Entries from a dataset
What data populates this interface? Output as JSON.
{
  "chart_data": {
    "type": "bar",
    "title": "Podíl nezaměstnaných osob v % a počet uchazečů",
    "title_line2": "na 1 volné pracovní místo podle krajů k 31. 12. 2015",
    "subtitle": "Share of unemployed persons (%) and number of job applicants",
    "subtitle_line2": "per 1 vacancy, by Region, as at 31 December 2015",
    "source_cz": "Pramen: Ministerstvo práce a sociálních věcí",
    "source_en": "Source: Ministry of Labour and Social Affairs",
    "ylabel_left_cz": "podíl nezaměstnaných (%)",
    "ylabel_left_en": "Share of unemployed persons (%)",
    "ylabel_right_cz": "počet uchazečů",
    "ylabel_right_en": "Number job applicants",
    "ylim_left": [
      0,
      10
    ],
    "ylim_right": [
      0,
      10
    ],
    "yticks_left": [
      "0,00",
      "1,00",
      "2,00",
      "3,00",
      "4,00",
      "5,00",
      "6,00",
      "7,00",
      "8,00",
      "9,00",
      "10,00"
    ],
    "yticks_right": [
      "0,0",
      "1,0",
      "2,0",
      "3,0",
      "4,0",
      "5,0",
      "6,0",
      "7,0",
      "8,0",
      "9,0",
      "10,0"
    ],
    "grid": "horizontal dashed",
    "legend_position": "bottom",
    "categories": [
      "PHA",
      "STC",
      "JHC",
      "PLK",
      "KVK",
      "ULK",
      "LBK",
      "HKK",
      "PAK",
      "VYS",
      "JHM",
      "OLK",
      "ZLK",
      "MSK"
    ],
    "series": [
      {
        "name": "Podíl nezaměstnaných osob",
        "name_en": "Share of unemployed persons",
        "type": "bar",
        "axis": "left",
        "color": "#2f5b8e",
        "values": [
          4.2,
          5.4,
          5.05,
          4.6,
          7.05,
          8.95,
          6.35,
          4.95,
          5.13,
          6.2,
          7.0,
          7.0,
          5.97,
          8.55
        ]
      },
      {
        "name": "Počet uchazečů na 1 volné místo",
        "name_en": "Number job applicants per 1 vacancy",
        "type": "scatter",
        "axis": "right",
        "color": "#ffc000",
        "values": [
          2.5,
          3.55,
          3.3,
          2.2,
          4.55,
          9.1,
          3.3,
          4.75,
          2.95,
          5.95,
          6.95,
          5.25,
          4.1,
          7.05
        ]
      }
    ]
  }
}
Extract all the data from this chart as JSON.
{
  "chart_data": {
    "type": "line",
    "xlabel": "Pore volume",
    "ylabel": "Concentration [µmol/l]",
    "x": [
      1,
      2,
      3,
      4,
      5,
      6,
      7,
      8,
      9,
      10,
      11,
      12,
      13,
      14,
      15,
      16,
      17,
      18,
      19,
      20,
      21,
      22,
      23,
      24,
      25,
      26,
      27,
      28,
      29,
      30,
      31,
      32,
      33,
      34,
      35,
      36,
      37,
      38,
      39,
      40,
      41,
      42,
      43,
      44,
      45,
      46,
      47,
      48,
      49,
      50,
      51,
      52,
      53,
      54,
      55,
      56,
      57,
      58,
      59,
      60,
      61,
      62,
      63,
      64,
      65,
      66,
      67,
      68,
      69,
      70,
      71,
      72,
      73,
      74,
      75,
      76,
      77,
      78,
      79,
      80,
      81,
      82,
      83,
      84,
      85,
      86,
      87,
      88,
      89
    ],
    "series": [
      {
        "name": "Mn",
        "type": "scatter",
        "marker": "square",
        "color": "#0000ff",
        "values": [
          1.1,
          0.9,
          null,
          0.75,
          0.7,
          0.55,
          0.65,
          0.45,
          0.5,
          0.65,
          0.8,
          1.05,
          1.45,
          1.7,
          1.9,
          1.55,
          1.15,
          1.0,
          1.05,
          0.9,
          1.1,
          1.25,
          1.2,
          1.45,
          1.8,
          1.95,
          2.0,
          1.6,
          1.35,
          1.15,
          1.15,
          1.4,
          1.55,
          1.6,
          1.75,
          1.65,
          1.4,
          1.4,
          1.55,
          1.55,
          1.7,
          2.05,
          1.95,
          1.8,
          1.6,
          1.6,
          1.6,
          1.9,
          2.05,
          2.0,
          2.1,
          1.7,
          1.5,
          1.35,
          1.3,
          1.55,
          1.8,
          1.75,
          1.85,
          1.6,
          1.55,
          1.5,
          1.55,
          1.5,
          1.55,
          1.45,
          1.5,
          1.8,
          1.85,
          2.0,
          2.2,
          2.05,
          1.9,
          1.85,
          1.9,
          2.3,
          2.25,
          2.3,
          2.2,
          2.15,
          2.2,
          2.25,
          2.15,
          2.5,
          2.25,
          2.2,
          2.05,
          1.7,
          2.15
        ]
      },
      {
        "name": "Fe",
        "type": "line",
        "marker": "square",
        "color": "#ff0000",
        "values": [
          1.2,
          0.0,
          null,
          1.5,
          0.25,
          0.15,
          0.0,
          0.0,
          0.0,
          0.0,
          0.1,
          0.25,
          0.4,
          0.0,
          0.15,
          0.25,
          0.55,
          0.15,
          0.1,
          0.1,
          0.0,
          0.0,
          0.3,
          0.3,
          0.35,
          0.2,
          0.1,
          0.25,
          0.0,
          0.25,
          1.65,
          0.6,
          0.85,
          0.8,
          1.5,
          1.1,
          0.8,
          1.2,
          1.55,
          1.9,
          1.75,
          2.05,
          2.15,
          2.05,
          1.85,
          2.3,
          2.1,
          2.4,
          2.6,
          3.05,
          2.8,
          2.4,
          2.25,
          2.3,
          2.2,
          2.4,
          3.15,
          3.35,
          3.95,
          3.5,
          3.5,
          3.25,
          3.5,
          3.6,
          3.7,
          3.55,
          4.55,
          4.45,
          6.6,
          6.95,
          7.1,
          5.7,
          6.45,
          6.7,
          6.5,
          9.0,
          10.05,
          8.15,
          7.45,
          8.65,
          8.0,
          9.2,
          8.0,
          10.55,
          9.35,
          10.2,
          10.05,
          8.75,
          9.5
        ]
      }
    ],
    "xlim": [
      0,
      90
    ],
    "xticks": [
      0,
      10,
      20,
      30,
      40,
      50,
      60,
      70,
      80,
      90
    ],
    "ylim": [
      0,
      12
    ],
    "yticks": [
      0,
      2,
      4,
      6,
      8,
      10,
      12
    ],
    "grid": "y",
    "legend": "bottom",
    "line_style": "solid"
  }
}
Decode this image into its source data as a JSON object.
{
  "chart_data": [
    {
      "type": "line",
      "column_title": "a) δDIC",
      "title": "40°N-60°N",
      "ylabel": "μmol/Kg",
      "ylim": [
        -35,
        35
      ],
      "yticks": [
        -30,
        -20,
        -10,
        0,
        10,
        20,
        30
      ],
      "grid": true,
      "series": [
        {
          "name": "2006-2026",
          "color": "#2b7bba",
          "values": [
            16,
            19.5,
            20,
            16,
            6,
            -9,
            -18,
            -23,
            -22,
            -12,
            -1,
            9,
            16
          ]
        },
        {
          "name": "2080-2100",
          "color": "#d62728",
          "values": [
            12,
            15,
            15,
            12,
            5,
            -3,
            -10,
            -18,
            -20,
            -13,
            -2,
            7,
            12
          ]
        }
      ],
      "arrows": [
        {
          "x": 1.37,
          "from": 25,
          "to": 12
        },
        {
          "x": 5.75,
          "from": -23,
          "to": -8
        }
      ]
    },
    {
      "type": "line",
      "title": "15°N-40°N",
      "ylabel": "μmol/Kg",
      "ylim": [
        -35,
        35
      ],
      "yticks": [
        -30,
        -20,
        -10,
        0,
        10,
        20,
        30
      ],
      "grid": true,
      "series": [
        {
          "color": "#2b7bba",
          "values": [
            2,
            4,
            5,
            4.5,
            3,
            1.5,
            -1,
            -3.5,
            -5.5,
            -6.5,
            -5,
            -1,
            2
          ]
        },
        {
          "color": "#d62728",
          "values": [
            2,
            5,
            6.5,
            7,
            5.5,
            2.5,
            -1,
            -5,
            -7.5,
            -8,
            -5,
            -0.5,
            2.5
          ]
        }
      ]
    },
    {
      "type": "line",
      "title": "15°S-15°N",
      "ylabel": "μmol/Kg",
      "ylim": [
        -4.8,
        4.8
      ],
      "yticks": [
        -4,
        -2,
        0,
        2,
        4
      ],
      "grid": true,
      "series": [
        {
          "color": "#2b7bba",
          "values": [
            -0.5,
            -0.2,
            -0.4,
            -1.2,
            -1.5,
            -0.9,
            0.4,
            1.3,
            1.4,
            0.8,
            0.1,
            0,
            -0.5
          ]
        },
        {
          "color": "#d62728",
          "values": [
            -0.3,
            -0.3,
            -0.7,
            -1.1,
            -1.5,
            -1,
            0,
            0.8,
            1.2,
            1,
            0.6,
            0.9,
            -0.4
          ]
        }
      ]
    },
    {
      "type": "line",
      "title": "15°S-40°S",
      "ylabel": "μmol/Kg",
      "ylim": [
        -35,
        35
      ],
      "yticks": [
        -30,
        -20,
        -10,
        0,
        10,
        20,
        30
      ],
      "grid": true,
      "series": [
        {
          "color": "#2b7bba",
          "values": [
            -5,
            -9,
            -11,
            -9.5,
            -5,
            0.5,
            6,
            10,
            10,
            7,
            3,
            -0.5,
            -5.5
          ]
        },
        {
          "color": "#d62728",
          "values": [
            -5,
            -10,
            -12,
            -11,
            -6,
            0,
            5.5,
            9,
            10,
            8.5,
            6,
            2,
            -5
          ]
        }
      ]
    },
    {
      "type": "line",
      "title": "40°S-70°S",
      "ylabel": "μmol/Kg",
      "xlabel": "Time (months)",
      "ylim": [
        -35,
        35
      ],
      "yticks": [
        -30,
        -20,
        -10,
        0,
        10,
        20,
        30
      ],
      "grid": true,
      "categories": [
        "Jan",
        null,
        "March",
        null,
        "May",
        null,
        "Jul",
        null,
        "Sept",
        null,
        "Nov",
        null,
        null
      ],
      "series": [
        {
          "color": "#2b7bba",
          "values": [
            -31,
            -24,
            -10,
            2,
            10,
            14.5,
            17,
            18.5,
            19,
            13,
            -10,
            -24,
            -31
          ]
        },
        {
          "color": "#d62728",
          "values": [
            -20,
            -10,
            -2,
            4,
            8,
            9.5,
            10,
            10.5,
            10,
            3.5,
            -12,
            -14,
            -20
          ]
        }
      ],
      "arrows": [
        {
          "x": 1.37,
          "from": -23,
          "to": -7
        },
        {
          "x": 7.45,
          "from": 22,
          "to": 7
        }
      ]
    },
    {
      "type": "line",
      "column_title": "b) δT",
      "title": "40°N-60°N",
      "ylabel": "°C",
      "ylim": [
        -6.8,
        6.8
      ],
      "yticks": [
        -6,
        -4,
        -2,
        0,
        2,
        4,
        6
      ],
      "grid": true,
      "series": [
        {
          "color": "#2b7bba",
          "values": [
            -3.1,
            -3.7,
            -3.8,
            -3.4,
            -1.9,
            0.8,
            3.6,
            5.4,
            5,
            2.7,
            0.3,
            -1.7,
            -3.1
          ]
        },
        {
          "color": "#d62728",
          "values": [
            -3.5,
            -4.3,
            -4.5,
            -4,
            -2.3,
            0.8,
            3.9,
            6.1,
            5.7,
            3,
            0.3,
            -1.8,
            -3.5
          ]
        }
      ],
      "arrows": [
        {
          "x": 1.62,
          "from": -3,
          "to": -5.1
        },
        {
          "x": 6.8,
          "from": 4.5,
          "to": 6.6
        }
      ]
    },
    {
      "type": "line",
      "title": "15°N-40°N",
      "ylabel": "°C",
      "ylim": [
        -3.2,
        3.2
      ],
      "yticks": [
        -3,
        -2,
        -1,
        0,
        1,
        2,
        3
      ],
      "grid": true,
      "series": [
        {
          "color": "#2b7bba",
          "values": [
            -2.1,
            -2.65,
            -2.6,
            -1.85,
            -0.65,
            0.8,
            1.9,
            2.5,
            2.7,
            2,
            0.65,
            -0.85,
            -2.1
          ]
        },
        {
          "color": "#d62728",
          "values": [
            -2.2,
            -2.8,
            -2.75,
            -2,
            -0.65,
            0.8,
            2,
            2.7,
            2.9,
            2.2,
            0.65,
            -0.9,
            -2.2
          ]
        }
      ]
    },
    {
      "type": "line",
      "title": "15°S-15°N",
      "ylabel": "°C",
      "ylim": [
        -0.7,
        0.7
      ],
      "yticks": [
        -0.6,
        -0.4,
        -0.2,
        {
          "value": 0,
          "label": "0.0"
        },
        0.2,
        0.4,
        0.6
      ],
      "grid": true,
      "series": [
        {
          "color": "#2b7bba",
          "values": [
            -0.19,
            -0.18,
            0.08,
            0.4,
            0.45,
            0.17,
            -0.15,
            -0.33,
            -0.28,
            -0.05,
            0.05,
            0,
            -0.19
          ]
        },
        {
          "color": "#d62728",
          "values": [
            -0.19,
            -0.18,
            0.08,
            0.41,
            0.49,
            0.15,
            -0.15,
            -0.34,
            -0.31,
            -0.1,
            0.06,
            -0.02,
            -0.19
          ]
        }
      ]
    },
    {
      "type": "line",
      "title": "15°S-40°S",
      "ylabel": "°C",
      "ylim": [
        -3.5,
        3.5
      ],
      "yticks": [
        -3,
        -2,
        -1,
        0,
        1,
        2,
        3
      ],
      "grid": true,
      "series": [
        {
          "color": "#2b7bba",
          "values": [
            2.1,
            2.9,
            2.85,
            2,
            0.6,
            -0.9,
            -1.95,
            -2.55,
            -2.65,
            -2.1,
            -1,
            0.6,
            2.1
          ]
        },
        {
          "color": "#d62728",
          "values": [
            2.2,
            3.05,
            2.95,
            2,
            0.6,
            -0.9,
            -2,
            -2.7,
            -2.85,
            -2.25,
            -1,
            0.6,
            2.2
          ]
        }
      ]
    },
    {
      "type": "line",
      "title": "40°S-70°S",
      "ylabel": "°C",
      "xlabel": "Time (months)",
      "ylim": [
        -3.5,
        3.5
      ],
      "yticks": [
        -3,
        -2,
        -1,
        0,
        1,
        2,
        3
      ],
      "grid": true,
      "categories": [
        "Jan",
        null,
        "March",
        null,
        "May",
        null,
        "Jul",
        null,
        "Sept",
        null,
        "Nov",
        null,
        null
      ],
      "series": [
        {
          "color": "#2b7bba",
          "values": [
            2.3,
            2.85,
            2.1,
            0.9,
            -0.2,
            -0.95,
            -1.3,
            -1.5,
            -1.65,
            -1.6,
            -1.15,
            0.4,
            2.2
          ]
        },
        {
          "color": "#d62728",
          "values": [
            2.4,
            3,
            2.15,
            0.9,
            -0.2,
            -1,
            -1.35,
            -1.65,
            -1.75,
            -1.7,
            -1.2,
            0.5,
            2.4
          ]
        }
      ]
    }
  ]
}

## Stated task
How many of the listing's lines contain "nezaměstnaných"? Respond with a single number and nothing else.

## Result for this task
3